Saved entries

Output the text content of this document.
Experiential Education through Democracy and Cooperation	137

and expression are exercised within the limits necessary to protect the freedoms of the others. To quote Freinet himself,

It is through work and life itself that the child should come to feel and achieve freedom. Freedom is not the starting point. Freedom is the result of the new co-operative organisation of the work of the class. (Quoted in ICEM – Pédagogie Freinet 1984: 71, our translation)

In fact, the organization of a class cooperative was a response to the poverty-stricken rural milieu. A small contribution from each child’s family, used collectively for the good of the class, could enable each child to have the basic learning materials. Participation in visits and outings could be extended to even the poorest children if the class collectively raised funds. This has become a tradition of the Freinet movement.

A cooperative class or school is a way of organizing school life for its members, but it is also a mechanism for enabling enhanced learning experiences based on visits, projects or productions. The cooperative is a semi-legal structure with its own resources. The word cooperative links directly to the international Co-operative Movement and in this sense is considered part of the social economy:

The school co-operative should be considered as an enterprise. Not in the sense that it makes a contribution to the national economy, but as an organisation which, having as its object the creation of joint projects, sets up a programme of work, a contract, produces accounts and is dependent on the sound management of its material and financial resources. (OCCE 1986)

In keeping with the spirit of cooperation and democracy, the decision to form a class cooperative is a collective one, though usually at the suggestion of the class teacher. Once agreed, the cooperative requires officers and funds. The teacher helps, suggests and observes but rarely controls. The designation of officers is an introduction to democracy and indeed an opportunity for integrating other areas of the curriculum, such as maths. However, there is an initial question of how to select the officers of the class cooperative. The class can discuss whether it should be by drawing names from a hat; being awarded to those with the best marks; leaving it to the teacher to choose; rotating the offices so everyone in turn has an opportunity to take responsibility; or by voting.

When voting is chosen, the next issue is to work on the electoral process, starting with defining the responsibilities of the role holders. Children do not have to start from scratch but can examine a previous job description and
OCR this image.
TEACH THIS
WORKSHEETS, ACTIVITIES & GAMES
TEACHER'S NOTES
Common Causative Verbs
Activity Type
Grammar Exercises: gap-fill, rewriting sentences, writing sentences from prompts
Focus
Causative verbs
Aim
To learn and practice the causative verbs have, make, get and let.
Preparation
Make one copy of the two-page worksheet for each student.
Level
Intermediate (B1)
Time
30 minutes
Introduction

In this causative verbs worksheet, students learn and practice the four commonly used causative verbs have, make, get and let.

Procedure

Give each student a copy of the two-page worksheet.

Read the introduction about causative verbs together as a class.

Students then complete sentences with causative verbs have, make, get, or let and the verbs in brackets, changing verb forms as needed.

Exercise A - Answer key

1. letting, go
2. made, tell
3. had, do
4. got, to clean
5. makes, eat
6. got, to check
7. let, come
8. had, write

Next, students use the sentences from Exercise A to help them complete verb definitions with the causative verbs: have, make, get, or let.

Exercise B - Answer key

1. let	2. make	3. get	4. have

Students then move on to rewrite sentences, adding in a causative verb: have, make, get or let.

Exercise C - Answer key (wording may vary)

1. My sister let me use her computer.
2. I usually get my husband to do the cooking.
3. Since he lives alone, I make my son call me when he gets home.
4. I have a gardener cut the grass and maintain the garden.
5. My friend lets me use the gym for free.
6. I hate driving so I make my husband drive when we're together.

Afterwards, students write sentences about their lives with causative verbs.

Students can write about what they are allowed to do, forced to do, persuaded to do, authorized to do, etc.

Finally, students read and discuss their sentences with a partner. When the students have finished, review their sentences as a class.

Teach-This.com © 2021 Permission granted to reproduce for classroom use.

What to work on → Begin at the line containing "OCR this image." and reproduce each line through the end of the records above.

Written response →
OCR this image.
TEACH THIS
WORKSHEETS, ACTIVITIES & GAMES
TEACHER'S NOTES
Common Causative Verbs
Activity Type
Grammar Exercises: gap-fill, rewriting sentences, writing sentences from prompts
Focus
Causative verbs
Aim
To learn and practice the causative verbs have, make, get and let.
Preparation
Make one copy of the two-page worksheet for each student.
Level
Intermediate (B1)
Time
30 minutes
Introduction

In this causative verbs worksheet, students learn and practice the four commonly used causative verbs have, make, get and let.

Procedure

Give each student a copy of the two-page worksheet.

Read the introduction about causative verbs together as a class.

Students then complete sentences with causative verbs have, make, get, or let and the verbs in brackets, changing verb forms as needed.

Exercise A - Answer key

1. letting, go
2. made, tell
3. had, do
4. got, to clean
5. makes, eat
6. got, to check
7. let, come
8. had, write

Next, students use the sentences from Exercise A to help them complete verb definitions with the causative verbs: have, make, get, or let.

Exercise B - Answer key

1. let	2. make	3. get	4. have

Students then move on to rewrite sentences, adding in a causative verb: have, make, get or let.

Exercise C - Answer key (wording may vary)

1. My sister let me use her computer.
2. I usually get my husband to do the cooking.
3. Since he lives alone, I make my son call me when he gets home.
4. I have a gardener cut the grass and maintain the garden.
5. My friend lets me use the gym for free.
6. I hate driving so I make my husband drive when we're together.

Afterwards, students write sentences about their lives with causative verbs.

Students can write about what they are allowed to do, forced to do, persuaded to do, authorized to do, etc.

Finally, students read and discuss their sentences with a partner. When the students have finished, review their sentences as a class.

Teach-This.com © 2021 Permission granted to reproduce for classroom use.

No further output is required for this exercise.